** START Information shown **
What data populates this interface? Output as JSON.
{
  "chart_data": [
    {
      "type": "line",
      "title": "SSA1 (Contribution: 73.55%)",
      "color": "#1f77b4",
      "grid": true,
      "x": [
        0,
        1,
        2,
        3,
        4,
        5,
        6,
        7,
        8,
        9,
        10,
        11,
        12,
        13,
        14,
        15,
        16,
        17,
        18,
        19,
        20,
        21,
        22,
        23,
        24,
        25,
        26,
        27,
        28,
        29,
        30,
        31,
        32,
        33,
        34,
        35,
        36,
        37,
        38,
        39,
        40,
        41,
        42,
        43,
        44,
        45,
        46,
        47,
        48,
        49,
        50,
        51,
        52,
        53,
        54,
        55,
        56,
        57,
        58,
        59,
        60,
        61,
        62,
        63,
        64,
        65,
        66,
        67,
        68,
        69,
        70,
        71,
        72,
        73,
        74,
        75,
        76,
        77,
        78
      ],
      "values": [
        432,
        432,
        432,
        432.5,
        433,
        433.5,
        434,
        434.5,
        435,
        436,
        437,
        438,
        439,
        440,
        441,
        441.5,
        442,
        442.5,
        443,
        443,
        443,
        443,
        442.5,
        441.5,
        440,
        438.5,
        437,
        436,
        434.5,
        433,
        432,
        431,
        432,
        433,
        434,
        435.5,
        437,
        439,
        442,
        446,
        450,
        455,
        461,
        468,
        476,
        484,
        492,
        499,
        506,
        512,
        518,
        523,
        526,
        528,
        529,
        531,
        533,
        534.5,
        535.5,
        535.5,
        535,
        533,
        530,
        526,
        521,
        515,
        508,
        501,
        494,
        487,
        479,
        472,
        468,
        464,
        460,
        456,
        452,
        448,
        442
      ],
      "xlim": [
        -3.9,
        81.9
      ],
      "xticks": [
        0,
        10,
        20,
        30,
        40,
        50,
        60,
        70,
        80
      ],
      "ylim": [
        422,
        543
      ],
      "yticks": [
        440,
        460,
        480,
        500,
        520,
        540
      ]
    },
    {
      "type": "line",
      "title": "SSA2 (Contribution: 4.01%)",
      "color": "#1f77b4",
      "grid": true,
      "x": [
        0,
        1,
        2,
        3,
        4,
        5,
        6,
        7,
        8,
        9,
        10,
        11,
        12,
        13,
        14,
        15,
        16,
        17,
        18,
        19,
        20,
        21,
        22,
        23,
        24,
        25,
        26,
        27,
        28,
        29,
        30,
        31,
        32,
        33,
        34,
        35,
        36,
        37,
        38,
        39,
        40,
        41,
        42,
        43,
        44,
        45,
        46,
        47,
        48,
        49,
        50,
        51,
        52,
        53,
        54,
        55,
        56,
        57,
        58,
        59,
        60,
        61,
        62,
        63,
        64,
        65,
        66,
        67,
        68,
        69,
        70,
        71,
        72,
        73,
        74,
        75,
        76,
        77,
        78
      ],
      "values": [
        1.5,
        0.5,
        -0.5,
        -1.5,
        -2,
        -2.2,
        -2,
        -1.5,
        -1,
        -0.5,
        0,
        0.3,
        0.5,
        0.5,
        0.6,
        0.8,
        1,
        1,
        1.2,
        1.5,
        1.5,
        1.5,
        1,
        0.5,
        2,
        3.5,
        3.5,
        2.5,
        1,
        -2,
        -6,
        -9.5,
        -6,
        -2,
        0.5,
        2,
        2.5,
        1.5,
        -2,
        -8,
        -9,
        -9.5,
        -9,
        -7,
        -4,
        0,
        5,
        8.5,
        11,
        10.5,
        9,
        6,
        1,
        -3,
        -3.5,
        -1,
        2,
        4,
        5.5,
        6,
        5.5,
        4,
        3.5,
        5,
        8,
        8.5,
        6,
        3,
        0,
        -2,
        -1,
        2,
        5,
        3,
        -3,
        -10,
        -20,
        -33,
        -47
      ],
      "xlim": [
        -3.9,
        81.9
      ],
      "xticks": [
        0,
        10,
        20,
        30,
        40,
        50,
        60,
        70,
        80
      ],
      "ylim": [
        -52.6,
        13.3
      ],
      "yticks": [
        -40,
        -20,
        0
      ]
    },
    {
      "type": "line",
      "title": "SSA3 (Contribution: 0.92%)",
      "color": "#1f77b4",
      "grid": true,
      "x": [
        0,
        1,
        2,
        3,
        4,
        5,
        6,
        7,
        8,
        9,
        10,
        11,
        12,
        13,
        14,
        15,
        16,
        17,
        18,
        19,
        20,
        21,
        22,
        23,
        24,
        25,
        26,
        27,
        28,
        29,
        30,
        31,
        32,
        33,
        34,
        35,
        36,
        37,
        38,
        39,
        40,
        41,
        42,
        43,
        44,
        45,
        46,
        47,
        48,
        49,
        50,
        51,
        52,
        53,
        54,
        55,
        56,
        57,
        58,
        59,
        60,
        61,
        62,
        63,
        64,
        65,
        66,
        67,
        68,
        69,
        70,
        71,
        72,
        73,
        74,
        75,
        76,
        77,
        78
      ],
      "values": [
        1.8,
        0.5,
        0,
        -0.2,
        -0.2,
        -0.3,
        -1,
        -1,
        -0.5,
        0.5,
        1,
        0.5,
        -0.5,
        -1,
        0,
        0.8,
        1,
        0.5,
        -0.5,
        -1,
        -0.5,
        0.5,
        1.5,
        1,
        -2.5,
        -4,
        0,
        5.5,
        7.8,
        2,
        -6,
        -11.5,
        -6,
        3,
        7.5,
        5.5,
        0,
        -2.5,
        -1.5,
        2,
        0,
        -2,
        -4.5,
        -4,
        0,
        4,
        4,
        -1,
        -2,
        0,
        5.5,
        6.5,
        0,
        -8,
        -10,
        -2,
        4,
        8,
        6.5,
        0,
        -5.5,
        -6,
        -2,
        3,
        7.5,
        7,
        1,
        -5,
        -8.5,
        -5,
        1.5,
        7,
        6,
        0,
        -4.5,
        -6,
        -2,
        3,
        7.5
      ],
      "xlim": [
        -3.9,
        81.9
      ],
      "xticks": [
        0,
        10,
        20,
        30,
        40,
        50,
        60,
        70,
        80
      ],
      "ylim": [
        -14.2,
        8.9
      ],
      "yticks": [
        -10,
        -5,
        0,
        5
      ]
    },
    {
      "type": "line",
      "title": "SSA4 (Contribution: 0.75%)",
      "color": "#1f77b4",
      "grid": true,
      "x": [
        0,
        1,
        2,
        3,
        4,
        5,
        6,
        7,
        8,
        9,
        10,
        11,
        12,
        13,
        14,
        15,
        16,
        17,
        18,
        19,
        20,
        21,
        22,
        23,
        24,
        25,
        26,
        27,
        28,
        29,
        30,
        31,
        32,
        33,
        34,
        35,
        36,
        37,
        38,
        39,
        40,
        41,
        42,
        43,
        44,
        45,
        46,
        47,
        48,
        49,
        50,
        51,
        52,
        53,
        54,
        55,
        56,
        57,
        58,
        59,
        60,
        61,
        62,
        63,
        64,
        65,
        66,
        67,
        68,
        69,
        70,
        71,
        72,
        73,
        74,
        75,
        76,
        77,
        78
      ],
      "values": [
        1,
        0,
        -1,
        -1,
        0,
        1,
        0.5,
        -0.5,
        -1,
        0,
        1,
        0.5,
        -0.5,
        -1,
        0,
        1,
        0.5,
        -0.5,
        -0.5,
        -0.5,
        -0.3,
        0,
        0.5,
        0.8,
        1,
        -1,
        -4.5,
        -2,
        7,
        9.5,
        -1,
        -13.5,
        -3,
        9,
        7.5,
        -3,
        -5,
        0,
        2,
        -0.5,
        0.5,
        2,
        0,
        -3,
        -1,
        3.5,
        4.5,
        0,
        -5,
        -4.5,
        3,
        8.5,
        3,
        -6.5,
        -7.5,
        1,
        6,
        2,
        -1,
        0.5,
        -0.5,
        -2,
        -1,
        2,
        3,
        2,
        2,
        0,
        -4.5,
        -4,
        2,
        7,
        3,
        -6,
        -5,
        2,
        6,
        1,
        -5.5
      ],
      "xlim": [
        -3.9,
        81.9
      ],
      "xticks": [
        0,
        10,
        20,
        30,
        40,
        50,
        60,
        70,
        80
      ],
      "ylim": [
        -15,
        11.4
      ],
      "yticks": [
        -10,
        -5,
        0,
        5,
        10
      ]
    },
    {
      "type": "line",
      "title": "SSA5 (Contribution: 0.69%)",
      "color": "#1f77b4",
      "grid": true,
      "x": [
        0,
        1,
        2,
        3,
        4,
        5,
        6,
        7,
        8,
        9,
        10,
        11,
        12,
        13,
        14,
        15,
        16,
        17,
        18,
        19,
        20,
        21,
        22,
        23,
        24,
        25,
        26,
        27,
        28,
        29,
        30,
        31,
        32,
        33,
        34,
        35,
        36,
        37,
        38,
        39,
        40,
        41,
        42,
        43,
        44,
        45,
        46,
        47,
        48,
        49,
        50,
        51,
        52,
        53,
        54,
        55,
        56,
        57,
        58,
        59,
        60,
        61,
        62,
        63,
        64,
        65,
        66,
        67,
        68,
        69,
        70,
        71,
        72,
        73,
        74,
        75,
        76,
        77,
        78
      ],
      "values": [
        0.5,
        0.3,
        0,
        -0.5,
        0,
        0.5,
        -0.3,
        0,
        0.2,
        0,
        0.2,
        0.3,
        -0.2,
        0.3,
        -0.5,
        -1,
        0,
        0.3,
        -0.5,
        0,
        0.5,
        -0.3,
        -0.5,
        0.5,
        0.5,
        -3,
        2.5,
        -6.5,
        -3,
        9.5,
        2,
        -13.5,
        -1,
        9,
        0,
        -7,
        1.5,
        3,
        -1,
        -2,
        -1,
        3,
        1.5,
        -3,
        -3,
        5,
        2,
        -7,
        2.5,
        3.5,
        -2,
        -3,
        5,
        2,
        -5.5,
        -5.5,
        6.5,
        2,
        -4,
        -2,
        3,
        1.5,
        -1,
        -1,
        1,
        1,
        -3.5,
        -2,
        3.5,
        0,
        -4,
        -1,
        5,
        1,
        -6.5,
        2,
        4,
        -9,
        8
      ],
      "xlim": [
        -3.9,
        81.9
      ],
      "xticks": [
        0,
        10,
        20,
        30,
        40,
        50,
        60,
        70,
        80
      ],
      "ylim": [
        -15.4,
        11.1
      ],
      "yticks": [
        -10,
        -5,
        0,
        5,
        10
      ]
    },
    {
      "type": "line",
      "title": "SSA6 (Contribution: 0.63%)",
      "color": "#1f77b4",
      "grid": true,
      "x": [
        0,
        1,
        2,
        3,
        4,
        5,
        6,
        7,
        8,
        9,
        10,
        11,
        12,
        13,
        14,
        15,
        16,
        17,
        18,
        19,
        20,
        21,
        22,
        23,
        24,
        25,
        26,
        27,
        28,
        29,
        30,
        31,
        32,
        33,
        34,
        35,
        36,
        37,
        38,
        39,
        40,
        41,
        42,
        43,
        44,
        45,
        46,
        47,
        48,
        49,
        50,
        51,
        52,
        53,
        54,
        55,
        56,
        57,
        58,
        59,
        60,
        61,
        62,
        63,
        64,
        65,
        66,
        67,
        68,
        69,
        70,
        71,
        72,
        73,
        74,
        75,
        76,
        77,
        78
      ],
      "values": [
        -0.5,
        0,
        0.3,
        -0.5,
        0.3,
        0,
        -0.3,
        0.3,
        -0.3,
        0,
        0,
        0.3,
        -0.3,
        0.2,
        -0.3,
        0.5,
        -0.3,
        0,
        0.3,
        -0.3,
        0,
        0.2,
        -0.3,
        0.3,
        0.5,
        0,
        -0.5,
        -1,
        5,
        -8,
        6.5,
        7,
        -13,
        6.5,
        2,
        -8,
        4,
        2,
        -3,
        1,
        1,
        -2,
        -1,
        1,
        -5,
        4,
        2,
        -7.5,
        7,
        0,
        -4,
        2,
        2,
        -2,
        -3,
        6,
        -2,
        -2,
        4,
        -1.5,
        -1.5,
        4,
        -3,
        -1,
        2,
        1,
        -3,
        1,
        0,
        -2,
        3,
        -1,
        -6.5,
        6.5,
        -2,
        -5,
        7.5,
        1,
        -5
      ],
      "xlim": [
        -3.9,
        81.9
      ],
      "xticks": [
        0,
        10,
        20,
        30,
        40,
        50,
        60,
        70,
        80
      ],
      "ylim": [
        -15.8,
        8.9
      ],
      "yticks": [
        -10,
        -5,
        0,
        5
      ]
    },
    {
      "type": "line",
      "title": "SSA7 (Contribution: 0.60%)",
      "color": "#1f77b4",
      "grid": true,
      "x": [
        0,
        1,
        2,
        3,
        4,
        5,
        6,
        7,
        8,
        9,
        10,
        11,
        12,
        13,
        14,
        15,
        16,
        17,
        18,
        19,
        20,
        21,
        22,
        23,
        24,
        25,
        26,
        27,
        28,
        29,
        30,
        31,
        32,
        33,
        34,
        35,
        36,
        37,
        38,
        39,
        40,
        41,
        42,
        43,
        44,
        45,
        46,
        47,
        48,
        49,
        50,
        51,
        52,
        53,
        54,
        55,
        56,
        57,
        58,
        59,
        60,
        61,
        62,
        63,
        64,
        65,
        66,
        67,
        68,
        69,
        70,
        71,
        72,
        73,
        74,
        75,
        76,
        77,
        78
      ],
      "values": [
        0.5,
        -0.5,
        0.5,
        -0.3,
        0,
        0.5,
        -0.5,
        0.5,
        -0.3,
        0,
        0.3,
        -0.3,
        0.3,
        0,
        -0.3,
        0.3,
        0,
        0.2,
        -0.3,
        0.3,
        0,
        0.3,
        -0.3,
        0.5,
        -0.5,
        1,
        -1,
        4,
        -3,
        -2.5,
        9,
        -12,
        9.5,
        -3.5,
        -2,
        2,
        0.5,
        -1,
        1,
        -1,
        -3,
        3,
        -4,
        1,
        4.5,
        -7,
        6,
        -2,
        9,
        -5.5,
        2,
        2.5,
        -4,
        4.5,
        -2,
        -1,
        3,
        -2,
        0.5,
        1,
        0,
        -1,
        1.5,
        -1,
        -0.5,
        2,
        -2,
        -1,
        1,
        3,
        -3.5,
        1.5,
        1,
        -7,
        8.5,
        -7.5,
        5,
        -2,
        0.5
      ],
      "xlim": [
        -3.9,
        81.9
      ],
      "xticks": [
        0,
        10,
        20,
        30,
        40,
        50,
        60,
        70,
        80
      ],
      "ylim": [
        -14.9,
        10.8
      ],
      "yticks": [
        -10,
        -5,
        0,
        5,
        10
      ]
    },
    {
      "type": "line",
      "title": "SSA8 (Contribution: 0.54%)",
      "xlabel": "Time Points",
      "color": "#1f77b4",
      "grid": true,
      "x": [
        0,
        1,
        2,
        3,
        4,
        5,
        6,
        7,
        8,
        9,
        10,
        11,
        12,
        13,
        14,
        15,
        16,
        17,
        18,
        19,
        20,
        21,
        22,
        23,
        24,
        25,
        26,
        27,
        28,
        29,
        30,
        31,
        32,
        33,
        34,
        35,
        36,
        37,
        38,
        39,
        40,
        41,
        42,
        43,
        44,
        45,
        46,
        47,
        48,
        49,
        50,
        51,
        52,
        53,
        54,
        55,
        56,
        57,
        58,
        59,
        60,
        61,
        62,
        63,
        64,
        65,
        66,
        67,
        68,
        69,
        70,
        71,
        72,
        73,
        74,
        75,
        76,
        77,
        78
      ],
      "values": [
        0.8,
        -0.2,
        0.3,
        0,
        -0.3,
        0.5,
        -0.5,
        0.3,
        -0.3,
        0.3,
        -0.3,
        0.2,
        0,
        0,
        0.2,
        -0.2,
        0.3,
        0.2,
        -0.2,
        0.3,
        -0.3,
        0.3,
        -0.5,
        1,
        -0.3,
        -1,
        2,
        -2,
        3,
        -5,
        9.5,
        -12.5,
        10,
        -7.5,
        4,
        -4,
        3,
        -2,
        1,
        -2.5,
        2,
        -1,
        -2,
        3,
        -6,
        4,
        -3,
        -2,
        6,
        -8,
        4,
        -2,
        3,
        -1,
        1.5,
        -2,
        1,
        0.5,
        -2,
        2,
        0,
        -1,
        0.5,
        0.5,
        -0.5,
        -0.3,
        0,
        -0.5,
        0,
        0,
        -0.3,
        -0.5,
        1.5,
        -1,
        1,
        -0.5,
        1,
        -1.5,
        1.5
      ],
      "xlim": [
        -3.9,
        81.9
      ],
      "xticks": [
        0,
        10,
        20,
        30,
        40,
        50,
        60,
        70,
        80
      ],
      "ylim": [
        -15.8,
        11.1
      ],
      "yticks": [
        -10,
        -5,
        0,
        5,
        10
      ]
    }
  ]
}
** END Information shown **
Say, as a bare number, how many lines in the entries above include the string "Contribution".

**Task solution**
8